■ **Kaynak**

◆ ◆ ◆ ◆ ◆ ◆ ◆

Freaks and Geeks Dizisinin Standart Lise Dizilerinden Ayrıldığı Noktalar

Sadece 18 bölüm yayınlanan 1999 tarihli Freaks and Geeks bazıları için hayal kırıklığı, bazıları içinse değeri bilinmemiş bir lise dizisi olarak kaldı. Ancak bazı şeyleri türdeşlerinden farklı yaptığı kesin. Onlara bakıyoruz.
Freaks and Geeks Dizisinin Standart Lise Dizilerinden Ayrıldığı Noktalar

bir lise dizisi yapmak ve yüksek izleyici sayısına ulaşmak aslında kolay bir iştir. tek yapmanız gereken dizinin yayınlanacağı toplumun ukdelerini bulmak daha sonra dizide bunları gerçekleştiren karakterler yazmaktır.

mesela türkiye'de insanların lise hayatı pek o kadar parlak geçmez. öncelikle bu dönem sınav stresi nedeniyle öğrencilere zehir edilir. kendi ilgi alanlarıyla uğraşmalarına asla izin verilmez. farklı ilgi alanı olan insanlar ise bunları genelde ekonomik nedenlerle yapamaz. mesela müziğe meraklı bir çocuğun part time işlerde çalışarak kendisine pedal seti kurması o kadar uzun zaman alır ki sonuçta ekipmanlar alınamadan çocuğun hevesi kırılır. ayrıca lise "ilişki nedir ne değildir."in keşfedildiği bir dönemdir. ancak bu o kadar kolay bir şey değildir.çünkü bu utangaçlık, tecrübesizlik, ilk reddedilme gibi onlarca problemin yaşandığı da bir zamandır.

◆ ◆ ◆ ◆ ◆ ◆ ◆

■ **Gösterilen Veriler**

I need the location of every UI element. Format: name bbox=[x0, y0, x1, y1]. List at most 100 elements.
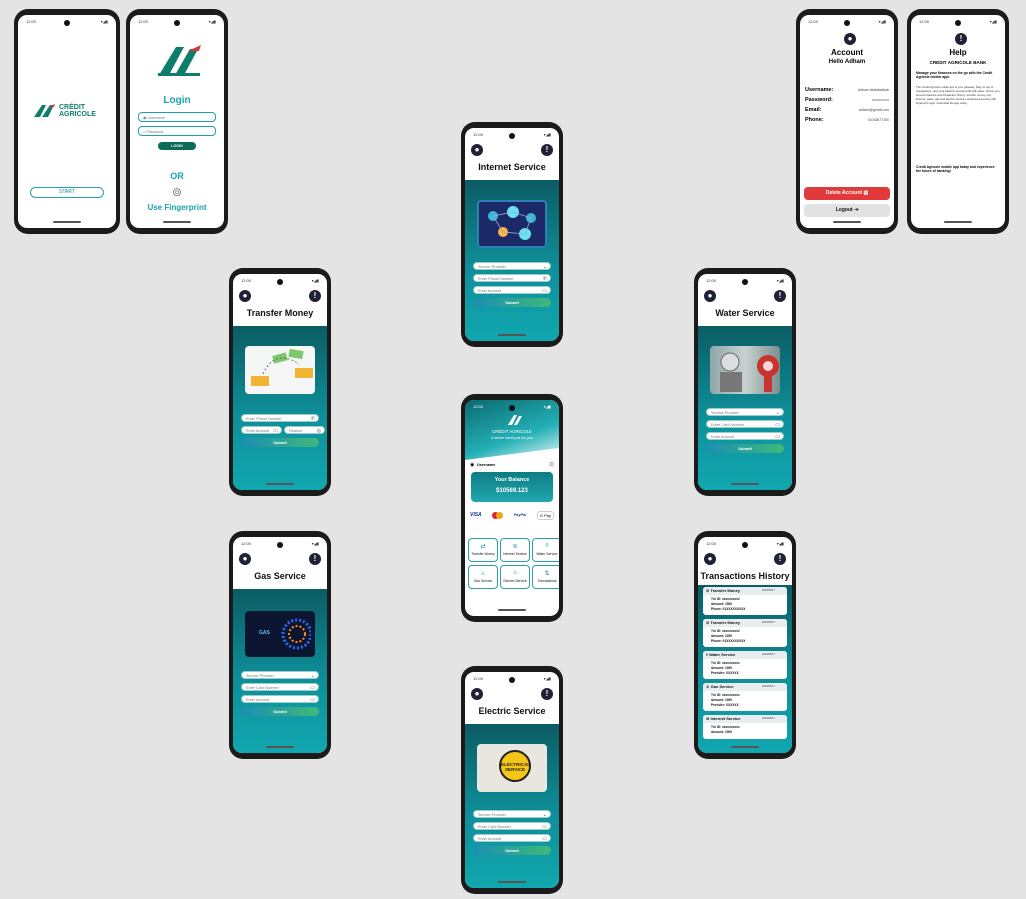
info-icon[interactable]: ! bbox=[774, 290, 786, 302]
water-drop-icon: ◊ bbox=[545, 543, 549, 549]
transaction-card[interactable]: ◊ Water Service 2023/06/17 Trn ID: xxxxxxx… bbox=[703, 651, 787, 679]
chevron-down-icon: ⌄ bbox=[310, 673, 315, 679]
amount-input[interactable]: Enter Amount ▭ bbox=[241, 695, 319, 703]
password-input[interactable]: ⌂ Password bbox=[138, 126, 216, 136]
start-button[interactable]: START bbox=[30, 187, 104, 198]
balance-card: Your Balance $10569.123 bbox=[471, 472, 553, 502]
reason-input[interactable]: Reason ◎ bbox=[284, 426, 325, 434]
username-input[interactable]: ◉ Username bbox=[138, 112, 216, 122]
submit-button[interactable]: Submit bbox=[241, 707, 319, 716]
tile-internet-service[interactable]: ≋ Internet Service bbox=[500, 538, 530, 562]
fingerprint-icon[interactable]: ⊚ bbox=[130, 185, 224, 199]
phone-number-input[interactable]: Enter Phone Number ✆ bbox=[473, 274, 551, 282]
logout-button[interactable]: Logout ⇥ bbox=[804, 204, 890, 217]
transaction-card[interactable]: ♨ Gas Service 2023/06/17 Trn ID: xxxxxxxxx… bbox=[703, 683, 787, 711]
gas-banner-text: GAS bbox=[259, 630, 270, 636]
help-body: The Credit Agricole mobile app is your g… bbox=[916, 85, 1000, 106]
profile-icon[interactable]: ◉ bbox=[470, 462, 474, 468]
info-icon[interactable]: ! bbox=[541, 688, 553, 700]
profile-icon[interactable]: ● bbox=[239, 553, 251, 565]
phone-number-input[interactable]: Enter Phone Number ✆ bbox=[241, 414, 319, 422]
info-icon[interactable]: ! bbox=[309, 290, 321, 302]
transaction-card[interactable]: ≋ Internet Service 2023/06/17 Trn ID: xxxx… bbox=[703, 715, 787, 739]
tile-electric-service[interactable]: ☼ Electric Service bbox=[500, 565, 530, 589]
page-title: Transactions History bbox=[700, 571, 790, 581]
phone-help: 12:00 ▾◢▮ ! Help CREDIT AGRICOLE BANK Man… bbox=[907, 9, 1009, 234]
service-provider-select[interactable]: Service Provider ⌄ bbox=[473, 262, 551, 270]
transfer-screen: 12:00 ▾◢▮ ●! Transfer Money Enter Phone N… bbox=[233, 274, 327, 490]
phone-account: 12:00 ▾◢▮ ● Account Hello Adham Username:… bbox=[796, 9, 898, 234]
content-panel: Service Provider ⌄ Enter Phone Number ✆ En… bbox=[465, 180, 559, 341]
money-icon: ▭ bbox=[542, 288, 547, 294]
submit-button[interactable]: Submit bbox=[241, 438, 319, 447]
phone-splash: 12:00 ▾◢▮ CRÉDIT AGRICOLE START bbox=[14, 9, 120, 234]
phone-transactions: 12:00 ▾◢▮ ●! Transactions History ⊙ Trans… bbox=[694, 531, 796, 759]
fingerprint-button[interactable]: Use Fingerprint bbox=[130, 203, 224, 212]
service-provider-select[interactable]: Service Provider ⌄ bbox=[241, 671, 319, 679]
phone-transfer: 12:00 ▾◢▮ ●! Transfer Money Enter Phone N… bbox=[229, 268, 331, 496]
reason-icon: ◎ bbox=[316, 428, 321, 434]
service-provider-select[interactable]: Service Provider ⌄ bbox=[706, 408, 784, 416]
info-icon[interactable]: ! bbox=[309, 553, 321, 565]
transaction-card[interactable]: ⊙ Transfer Money 2023/06/17 Trn ID: xxxxxx… bbox=[703, 587, 787, 615]
water-screen: 12:00 ▾◢▮ ●! Water Service Service Provid… bbox=[698, 274, 792, 490]
phone-gas: 12:00 ▾◢▮ ●! Gas Service GAS Service Prov… bbox=[229, 531, 331, 759]
account-screen: 12:00 ▾◢▮ ● Account Hello Adham Username:… bbox=[800, 15, 894, 228]
gpay-logo: G Pay bbox=[536, 510, 554, 520]
profile-icon[interactable]: ● bbox=[471, 144, 483, 156]
profile-icon[interactable]: ● bbox=[471, 688, 483, 700]
chevron-down-icon: ⌄ bbox=[775, 410, 780, 416]
home-indicator bbox=[731, 746, 759, 748]
transactions-list: ⊙ Transfer Money 2023/06/17 Trn ID: xxxxxx… bbox=[698, 585, 792, 753]
content-panel: ELECTRICAL SERVICE Service Provider ⌄ Ente… bbox=[465, 724, 559, 888]
submit-button[interactable]: Submit bbox=[473, 298, 551, 307]
tile-gas-service[interactable]: ♨ Gas Service bbox=[468, 565, 498, 589]
tile-transactions[interactable]: ⇅ Transactions bbox=[532, 565, 559, 589]
profile-icon[interactable]: ● bbox=[704, 553, 716, 565]
home-indicator bbox=[944, 221, 972, 223]
settings-icon[interactable]: ⊙ bbox=[549, 461, 554, 468]
profile-icon[interactable]: ● bbox=[704, 290, 716, 302]
card-number-input[interactable]: Enter Card Number ▭ bbox=[241, 683, 319, 691]
money-icon: ▭ bbox=[775, 434, 780, 440]
card-number-input[interactable]: Enter Card Number ▭ bbox=[473, 822, 551, 830]
splash-screen: 12:00 ▾◢▮ CRÉDIT AGRICOLE START bbox=[18, 15, 116, 228]
water-meter-illustration bbox=[710, 346, 780, 394]
login-screen: 12:00 ▾◢▮ Login ◉ Username ⌂ Password LOG… bbox=[130, 15, 224, 228]
transaction-card[interactable]: ⊙ Transfer Money 2023/06/17 Trn ID: xxxxxx… bbox=[703, 619, 787, 647]
profile-icon[interactable]: ● bbox=[239, 290, 251, 302]
card-icon: ▭ bbox=[310, 685, 315, 691]
transactions-screen: 12:00 ▾◢▮ ●! Transactions History ⊙ Trans… bbox=[698, 537, 792, 753]
tile-water-service[interactable]: ◊ Water Service bbox=[532, 538, 559, 562]
card-number-input[interactable]: Enter Card Number ▭ bbox=[706, 420, 784, 428]
paypal-logo: PayPal bbox=[513, 513, 527, 517]
money-icon: ▭ bbox=[542, 836, 547, 842]
tile-transfer-money[interactable]: ⇄ Transfer Money bbox=[468, 538, 498, 562]
home-indicator bbox=[833, 221, 861, 223]
wifi-icon: ≋ bbox=[512, 544, 518, 550]
info-icon[interactable]: ! bbox=[774, 553, 786, 565]
electric-screen: 12:00 ▾◢▮ ●! Electric Service ELECTRICAL S… bbox=[465, 672, 559, 888]
amount-input[interactable]: Enter Amount ▭ bbox=[473, 834, 551, 842]
delete-account-button[interactable]: Delete Account ▥ bbox=[804, 187, 890, 200]
amount-input[interactable]: Enter Amount ▭ bbox=[473, 286, 551, 294]
bulb-icon: ☼ bbox=[512, 570, 518, 576]
money-icon: ▭ bbox=[310, 697, 315, 703]
camera bbox=[509, 677, 515, 683]
camera bbox=[742, 279, 748, 285]
info-icon[interactable]: ! bbox=[541, 144, 553, 156]
electrical-badge: ELECTRICAL SERVICE bbox=[499, 750, 531, 782]
flame-icon: ♨ bbox=[480, 571, 486, 577]
ca-logo-icon bbox=[508, 415, 522, 425]
login-button[interactable]: LOGIN bbox=[158, 142, 196, 150]
valve-icon bbox=[720, 352, 779, 392]
amount-input[interactable]: Enter Amount ▭ bbox=[241, 426, 282, 434]
network-icon bbox=[488, 206, 536, 240]
submit-button[interactable]: Submit bbox=[706, 444, 784, 453]
service-provider-select[interactable]: Service Provider ⌄ bbox=[473, 810, 551, 818]
submit-button[interactable]: Submit bbox=[473, 846, 551, 855]
home-indicator bbox=[266, 746, 294, 748]
username-label: Username bbox=[477, 463, 496, 467]
page-title: Internet Service bbox=[478, 162, 546, 172]
amount-input[interactable]: Enter Amount ▭ bbox=[706, 432, 784, 440]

◆ ◆ ◆ ◆ ◆ ◆ ◆

■ **Yapılacak Alıştırmalar**
**A.** Freaks and Geeks yazısına göre dizinin kaç bölümü yayınlandı?
**B.** Kayıtlarda "info-icon[interactable]: ! bbox=[774, 290, 786, 302]" ifadesini içeren satırdan başlayıp "start-button[interactable]: START bbox=[30, 187, 104, 198]" ifadesini içeren satırda biten satırları, ikisi de dahil olmak üzere, birebir kopyalayın.

■ **Nihai Sonuçlar**
**A.** 18 bölüm.

**B.**
info-icon[interactable]: ! bbox=[774, 290, 786, 302]
water-drop-icon: ◊ bbox=[545, 543, 549, 549]
transaction-card[interactable]: ◊ Water Service 2023/06/17 Trn ID: xxxxxxx… bbox=[703, 651, 787, 679]
chevron-down-icon: ⌄ bbox=[310, 673, 315, 679]
amount-input[interactable]: Enter Amount ▭ bbox=[241, 695, 319, 703]
password-input[interactable]: ⌂ Password bbox=[138, 126, 216, 136]
start-button[interactable]: START bbox=[30, 187, 104, 198]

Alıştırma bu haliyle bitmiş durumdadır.